# The task
Output each entry exactly; skip nothing.

# Provided data

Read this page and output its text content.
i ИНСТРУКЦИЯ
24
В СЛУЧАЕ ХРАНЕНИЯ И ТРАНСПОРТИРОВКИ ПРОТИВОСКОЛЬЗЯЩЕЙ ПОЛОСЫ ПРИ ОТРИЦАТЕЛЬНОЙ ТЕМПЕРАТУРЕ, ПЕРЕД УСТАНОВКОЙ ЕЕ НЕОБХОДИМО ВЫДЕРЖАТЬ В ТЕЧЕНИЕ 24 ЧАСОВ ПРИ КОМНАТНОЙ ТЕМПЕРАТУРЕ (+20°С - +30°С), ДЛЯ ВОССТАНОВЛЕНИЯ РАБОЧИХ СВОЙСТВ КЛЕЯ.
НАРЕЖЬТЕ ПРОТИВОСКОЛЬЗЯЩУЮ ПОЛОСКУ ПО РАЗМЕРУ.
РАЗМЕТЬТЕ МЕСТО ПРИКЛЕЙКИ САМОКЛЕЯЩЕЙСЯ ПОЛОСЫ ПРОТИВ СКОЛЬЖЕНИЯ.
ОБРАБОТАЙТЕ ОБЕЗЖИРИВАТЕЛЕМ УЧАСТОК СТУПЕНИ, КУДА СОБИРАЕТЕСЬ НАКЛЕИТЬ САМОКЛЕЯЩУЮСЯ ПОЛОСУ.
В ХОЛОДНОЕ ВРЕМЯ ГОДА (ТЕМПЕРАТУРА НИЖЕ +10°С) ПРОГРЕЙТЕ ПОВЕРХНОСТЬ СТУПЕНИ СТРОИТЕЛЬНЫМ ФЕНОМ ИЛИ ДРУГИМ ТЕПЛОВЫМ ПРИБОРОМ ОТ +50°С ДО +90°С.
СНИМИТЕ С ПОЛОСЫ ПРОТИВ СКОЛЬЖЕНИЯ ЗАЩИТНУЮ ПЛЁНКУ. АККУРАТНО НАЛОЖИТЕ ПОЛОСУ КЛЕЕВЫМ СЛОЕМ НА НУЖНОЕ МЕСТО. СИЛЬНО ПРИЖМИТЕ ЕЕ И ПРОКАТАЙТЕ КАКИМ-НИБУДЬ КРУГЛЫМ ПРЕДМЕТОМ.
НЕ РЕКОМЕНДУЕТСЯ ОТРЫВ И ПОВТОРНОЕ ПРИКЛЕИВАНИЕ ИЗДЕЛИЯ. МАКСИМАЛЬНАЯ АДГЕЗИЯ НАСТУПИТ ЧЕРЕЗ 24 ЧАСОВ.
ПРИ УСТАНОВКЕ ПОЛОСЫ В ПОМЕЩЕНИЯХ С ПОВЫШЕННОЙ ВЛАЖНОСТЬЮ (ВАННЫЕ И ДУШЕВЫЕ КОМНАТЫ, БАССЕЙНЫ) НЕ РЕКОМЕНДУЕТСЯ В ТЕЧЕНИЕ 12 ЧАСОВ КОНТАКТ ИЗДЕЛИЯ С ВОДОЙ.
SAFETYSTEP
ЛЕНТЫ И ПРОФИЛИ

# In response
Read this page and output its text content.
i ИНСТРУКЦИЯ
24
В СЛУЧАЕ ХРАНЕНИЯ И ТРАНСПОРТИРОВКИ ПРОТИВОСКОЛЬЗЯЩЕЙ ПОЛОСЫ ПРИ ОТРИЦАТЕЛЬНОЙ ТЕМПЕРАТУРЕ, ПЕРЕД УСТАНОВКОЙ ЕЕ НЕОБХОДИМО ВЫДЕРЖАТЬ В ТЕЧЕНИЕ 24 ЧАСОВ ПРИ КОМНАТНОЙ ТЕМПЕРАТУРЕ (+20°С - +30°С), ДЛЯ ВОССТАНОВЛЕНИЯ РАБОЧИХ СВОЙСТВ КЛЕЯ.
НАРЕЖЬТЕ ПРОТИВОСКОЛЬЗЯЩУЮ ПОЛОСКУ ПО РАЗМЕРУ.
РАЗМЕТЬТЕ МЕСТО ПРИКЛЕЙКИ САМОКЛЕЯЩЕЙСЯ ПОЛОСЫ ПРОТИВ СКОЛЬЖЕНИЯ.
ОБРАБОТАЙТЕ ОБЕЗЖИРИВАТЕЛЕМ УЧАСТОК СТУПЕНИ, КУДА СОБИРАЕТЕСЬ НАКЛЕИТЬ САМОКЛЕЯЩУЮСЯ ПОЛОСУ.
В ХОЛОДНОЕ ВРЕМЯ ГОДА (ТЕМПЕРАТУРА НИЖЕ +10°С) ПРОГРЕЙТЕ ПОВЕРХНОСТЬ СТУПЕНИ СТРОИТЕЛЬНЫМ ФЕНОМ ИЛИ ДРУГИМ ТЕПЛОВЫМ ПРИБОРОМ ОТ +50°С ДО +90°С.
СНИМИТЕ С ПОЛОСЫ ПРОТИВ СКОЛЬЖЕНИЯ ЗАЩИТНУЮ ПЛЁНКУ. АККУРАТНО НАЛОЖИТЕ ПОЛОСУ КЛЕЕВЫМ СЛОЕМ НА НУЖНОЕ МЕСТО. СИЛЬНО ПРИЖМИТЕ ЕЕ И ПРОКАТАЙТЕ КАКИМ-НИБУДЬ КРУГЛЫМ ПРЕДМЕТОМ.
НЕ РЕКОМЕНДУЕТСЯ ОТРЫВ И ПОВТОРНОЕ ПРИКЛЕИВАНИЕ ИЗДЕЛИЯ. МАКСИМАЛЬНАЯ АДГЕЗИЯ НАСТУПИТ ЧЕРЕЗ 24 ЧАСОВ.
ПРИ УСТАНОВКЕ ПОЛОСЫ В ПОМЕЩЕНИЯХ С ПОВЫШЕННОЙ ВЛАЖНОСТЬЮ (ВАННЫЕ И ДУШЕВЫЕ КОМНАТЫ, БАССЕЙНЫ) НЕ РЕКОМЕНДУЕТСЯ В ТЕЧЕНИЕ 12 ЧАСОВ КОНТАКТ ИЗДЕЛИЯ С ВОДОЙ.
SAFETYSTEP
ЛЕНТЫ И ПРОФИЛИ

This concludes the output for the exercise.